The problem
Return each line of the records with nothing changed, pictures excepted.

Exercise materials
>> begin

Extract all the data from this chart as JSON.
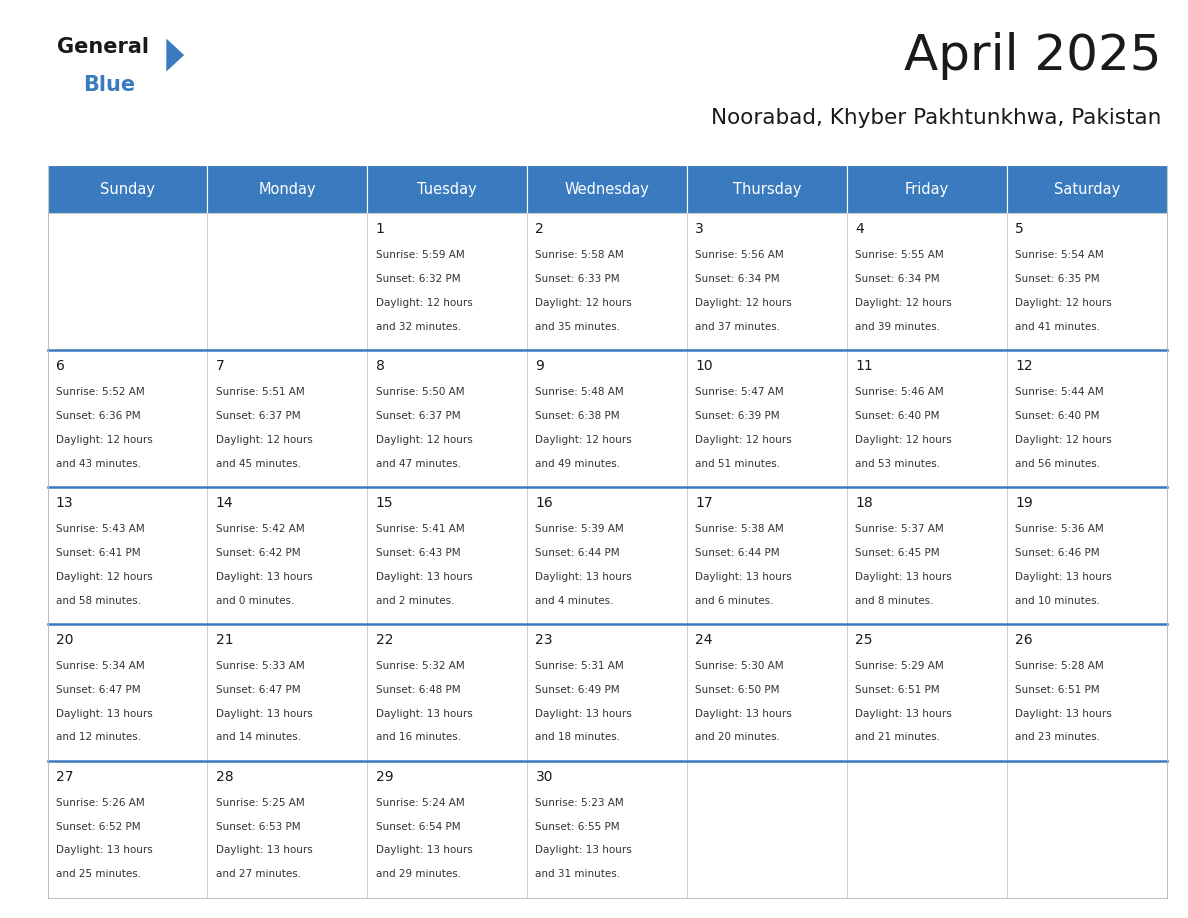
{
  "title": "April 2025",
  "subtitle": "Noorabad, Khyber Pakhtunkhwa, Pakistan",
  "days_of_week": [
    "Sunday",
    "Monday",
    "Tuesday",
    "Wednesday",
    "Thursday",
    "Friday",
    "Saturday"
  ],
  "header_bg": "#3a7bbf",
  "header_text": "#ffffff",
  "row_line_color": "#3a7bbf",
  "cell_bg": "#ffffff",
  "title_color": "#1a1a1a",
  "subtitle_color": "#1a1a1a",
  "day_num_color": "#1a1a1a",
  "cell_text_color": "#333333",
  "border_color": "#bbbbbb",
  "calendar_data": [
    [
      {
        "day": "",
        "sunrise": "",
        "sunset": "",
        "daylight": ""
      },
      {
        "day": "",
        "sunrise": "",
        "sunset": "",
        "daylight": ""
      },
      {
        "day": "1",
        "sunrise": "5:59 AM",
        "sunset": "6:32 PM",
        "daylight": "12 hours\nand 32 minutes."
      },
      {
        "day": "2",
        "sunrise": "5:58 AM",
        "sunset": "6:33 PM",
        "daylight": "12 hours\nand 35 minutes."
      },
      {
        "day": "3",
        "sunrise": "5:56 AM",
        "sunset": "6:34 PM",
        "daylight": "12 hours\nand 37 minutes."
      },
      {
        "day": "4",
        "sunrise": "5:55 AM",
        "sunset": "6:34 PM",
        "daylight": "12 hours\nand 39 minutes."
      },
      {
        "day": "5",
        "sunrise": "5:54 AM",
        "sunset": "6:35 PM",
        "daylight": "12 hours\nand 41 minutes."
      }
    ],
    [
      {
        "day": "6",
        "sunrise": "5:52 AM",
        "sunset": "6:36 PM",
        "daylight": "12 hours\nand 43 minutes."
      },
      {
        "day": "7",
        "sunrise": "5:51 AM",
        "sunset": "6:37 PM",
        "daylight": "12 hours\nand 45 minutes."
      },
      {
        "day": "8",
        "sunrise": "5:50 AM",
        "sunset": "6:37 PM",
        "daylight": "12 hours\nand 47 minutes."
      },
      {
        "day": "9",
        "sunrise": "5:48 AM",
        "sunset": "6:38 PM",
        "daylight": "12 hours\nand 49 minutes."
      },
      {
        "day": "10",
        "sunrise": "5:47 AM",
        "sunset": "6:39 PM",
        "daylight": "12 hours\nand 51 minutes."
      },
      {
        "day": "11",
        "sunrise": "5:46 AM",
        "sunset": "6:40 PM",
        "daylight": "12 hours\nand 53 minutes."
      },
      {
        "day": "12",
        "sunrise": "5:44 AM",
        "sunset": "6:40 PM",
        "daylight": "12 hours\nand 56 minutes."
      }
    ],
    [
      {
        "day": "13",
        "sunrise": "5:43 AM",
        "sunset": "6:41 PM",
        "daylight": "12 hours\nand 58 minutes."
      },
      {
        "day": "14",
        "sunrise": "5:42 AM",
        "sunset": "6:42 PM",
        "daylight": "13 hours\nand 0 minutes."
      },
      {
        "day": "15",
        "sunrise": "5:41 AM",
        "sunset": "6:43 PM",
        "daylight": "13 hours\nand 2 minutes."
      },
      {
        "day": "16",
        "sunrise": "5:39 AM",
        "sunset": "6:44 PM",
        "daylight": "13 hours\nand 4 minutes."
      },
      {
        "day": "17",
        "sunrise": "5:38 AM",
        "sunset": "6:44 PM",
        "daylight": "13 hours\nand 6 minutes."
      },
      {
        "day": "18",
        "sunrise": "5:37 AM",
        "sunset": "6:45 PM",
        "daylight": "13 hours\nand 8 minutes."
      },
      {
        "day": "19",
        "sunrise": "5:36 AM",
        "sunset": "6:46 PM",
        "daylight": "13 hours\nand 10 minutes."
      }
    ],
    [
      {
        "day": "20",
        "sunrise": "5:34 AM",
        "sunset": "6:47 PM",
        "daylight": "13 hours\nand 12 minutes."
      },
      {
        "day": "21",
        "sunrise": "5:33 AM",
        "sunset": "6:47 PM",
        "daylight": "13 hours\nand 14 minutes."
      },
      {
        "day": "22",
        "sunrise": "5:32 AM",
        "sunset": "6:48 PM",
        "daylight": "13 hours\nand 16 minutes."
      },
      {
        "day": "23",
        "sunrise": "5:31 AM",
        "sunset": "6:49 PM",
        "daylight": "13 hours\nand 18 minutes."
      },
      {
        "day": "24",
        "sunrise": "5:30 AM",
        "sunset": "6:50 PM",
        "daylight": "13 hours\nand 20 minutes."
      },
      {
        "day": "25",
        "sunrise": "5:29 AM",
        "sunset": "6:51 PM",
        "daylight": "13 hours\nand 21 minutes."
      },
      {
        "day": "26",
        "sunrise": "5:28 AM",
        "sunset": "6:51 PM",
        "daylight": "13 hours\nand 23 minutes."
      }
    ],
    [
      {
        "day": "27",
        "sunrise": "5:26 AM",
        "sunset": "6:52 PM",
        "daylight": "13 hours\nand 25 minutes."
      },
      {
        "day": "28",
        "sunrise": "5:25 AM",
        "sunset": "6:53 PM",
        "daylight": "13 hours\nand 27 minutes."
      },
      {
        "day": "29",
        "sunrise": "5:24 AM",
        "sunset": "6:54 PM",
        "daylight": "13 hours\nand 29 minutes."
      },
      {
        "day": "30",
        "sunrise": "5:23 AM",
        "sunset": "6:55 PM",
        "daylight": "13 hours\nand 31 minutes."
      },
      {
        "day": "",
        "sunrise": "",
        "sunset": "",
        "daylight": ""
      },
      {
        "day": "",
        "sunrise": "",
        "sunset": "",
        "daylight": ""
      },
      {
        "day": "",
        "sunrise": "",
        "sunset": "",
        "daylight": ""
      }
    ]
  ]
}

>> end

Result
Extract all the data from this chart as JSON.
{
  "title": "April 2025",
  "subtitle": "Noorabad, Khyber Pakhtunkhwa, Pakistan",
  "days_of_week": [
    "Sunday",
    "Monday",
    "Tuesday",
    "Wednesday",
    "Thursday",
    "Friday",
    "Saturday"
  ],
  "header_bg": "#3a7bbf",
  "header_text": "#ffffff",
  "row_line_color": "#3a7bbf",
  "cell_bg": "#ffffff",
  "title_color": "#1a1a1a",
  "subtitle_color": "#1a1a1a",
  "day_num_color": "#1a1a1a",
  "cell_text_color": "#333333",
  "border_color": "#bbbbbb",
  "calendar_data": [
    [
      {
        "day": "",
        "sunrise": "",
        "sunset": "",
        "daylight": ""
      },
      {
        "day": "",
        "sunrise": "",
        "sunset": "",
        "daylight": ""
      },
      {
        "day": "1",
        "sunrise": "5:59 AM",
        "sunset": "6:32 PM",
        "daylight": "12 hours\nand 32 minutes."
      },
      {
        "day": "2",
        "sunrise": "5:58 AM",
        "sunset": "6:33 PM",
        "daylight": "12 hours\nand 35 minutes."
      },
      {
        "day": "3",
        "sunrise": "5:56 AM",
        "sunset": "6:34 PM",
        "daylight": "12 hours\nand 37 minutes."
      },
      {
        "day": "4",
        "sunrise": "5:55 AM",
        "sunset": "6:34 PM",
        "daylight": "12 hours\nand 39 minutes."
      },
      {
        "day": "5",
        "sunrise": "5:54 AM",
        "sunset": "6:35 PM",
        "daylight": "12 hours\nand 41 minutes."
      }
    ],
    [
      {
        "day": "6",
        "sunrise": "5:52 AM",
        "sunset": "6:36 PM",
        "daylight": "12 hours\nand 43 minutes."
      },
      {
        "day": "7",
        "sunrise": "5:51 AM",
        "sunset": "6:37 PM",
        "daylight": "12 hours\nand 45 minutes."
      },
      {
        "day": "8",
        "sunrise": "5:50 AM",
        "sunset": "6:37 PM",
        "daylight": "12 hours\nand 47 minutes."
      },
      {
        "day": "9",
        "sunrise": "5:48 AM",
        "sunset": "6:38 PM",
        "daylight": "12 hours\nand 49 minutes."
      },
      {
        "day": "10",
        "sunrise": "5:47 AM",
        "sunset": "6:39 PM",
        "daylight": "12 hours\nand 51 minutes."
      },
      {
        "day": "11",
        "sunrise": "5:46 AM",
        "sunset": "6:40 PM",
        "daylight": "12 hours\nand 53 minutes."
      },
      {
        "day": "12",
        "sunrise": "5:44 AM",
        "sunset": "6:40 PM",
        "daylight": "12 hours\nand 56 minutes."
      }
    ],
    [
      {
        "day": "13",
        "sunrise": "5:43 AM",
        "sunset": "6:41 PM",
        "daylight": "12 hours\nand 58 minutes."
      },
      {
        "day": "14",
        "sunrise": "5:42 AM",
        "sunset": "6:42 PM",
        "daylight": "13 hours\nand 0 minutes."
      },
      {
        "day": "15",
        "sunrise": "5:41 AM",
        "sunset": "6:43 PM",
        "daylight": "13 hours\nand 2 minutes."
      },
      {
        "day": "16",
        "sunrise": "5:39 AM",
        "sunset": "6:44 PM",
        "daylight": "13 hours\nand 4 minutes."
      },
      {
        "day": "17",
        "sunrise": "5:38 AM",
        "sunset": "6:44 PM",
        "daylight": "13 hours\nand 6 minutes."
      },
      {
        "day": "18",
        "sunrise": "5:37 AM",
        "sunset": "6:45 PM",
        "daylight": "13 hours\nand 8 minutes."
      },
      {
        "day": "19",
        "sunrise": "5:36 AM",
        "sunset": "6:46 PM",
        "daylight": "13 hours\nand 10 minutes."
      }
    ],
    [
      {
        "day": "20",
        "sunrise": "5:34 AM",
        "sunset": "6:47 PM",
        "daylight": "13 hours\nand 12 minutes."
      },
      {
        "day": "21",
        "sunrise": "5:33 AM",
        "sunset": "6:47 PM",
        "daylight": "13 hours\nand 14 minutes."
      },
      {
        "day": "22",
        "sunrise": "5:32 AM",
        "sunset": "6:48 PM",
        "daylight": "13 hours\nand 16 minutes."
      },
      {
        "day": "23",
        "sunrise": "5:31 AM",
        "sunset": "6:49 PM",
        "daylight": "13 hours\nand 18 minutes."
      },
      {
        "day": "24",
        "sunrise": "5:30 AM",
        "sunset": "6:50 PM",
        "daylight": "13 hours\nand 20 minutes."
      },
      {
        "day": "25",
        "sunrise": "5:29 AM",
        "sunset": "6:51 PM",
        "daylight": "13 hours\nand 21 minutes."
      },
      {
        "day": "26",
        "sunrise": "5:28 AM",
        "sunset": "6:51 PM",
        "daylight": "13 hours\nand 23 minutes."
      }
    ],
    [
      {
        "day": "27",
        "sunrise": "5:26 AM",
        "sunset": "6:52 PM",
        "daylight": "13 hours\nand 25 minutes."
      },
      {
        "day": "28",
        "sunrise": "5:25 AM",
        "sunset": "6:53 PM",
        "daylight": "13 hours\nand 27 minutes."
      },
      {
        "day": "29",
        "sunrise": "5:24 AM",
        "sunset": "6:54 PM",
        "daylight": "13 hours\nand 29 minutes."
      },
      {
        "day": "30",
        "sunrise": "5:23 AM",
        "sunset": "6:55 PM",
        "daylight": "13 hours\nand 31 minutes."
      },
      {
        "day": "",
        "sunrise": "",
        "sunset": "",
        "daylight": ""
      },
      {
        "day": "",
        "sunrise": "",
        "sunset": "",
        "daylight": ""
      },
      {
        "day": "",
        "sunrise": "",
        "sunset": "",
        "daylight": ""
      }
    ]
  ]
}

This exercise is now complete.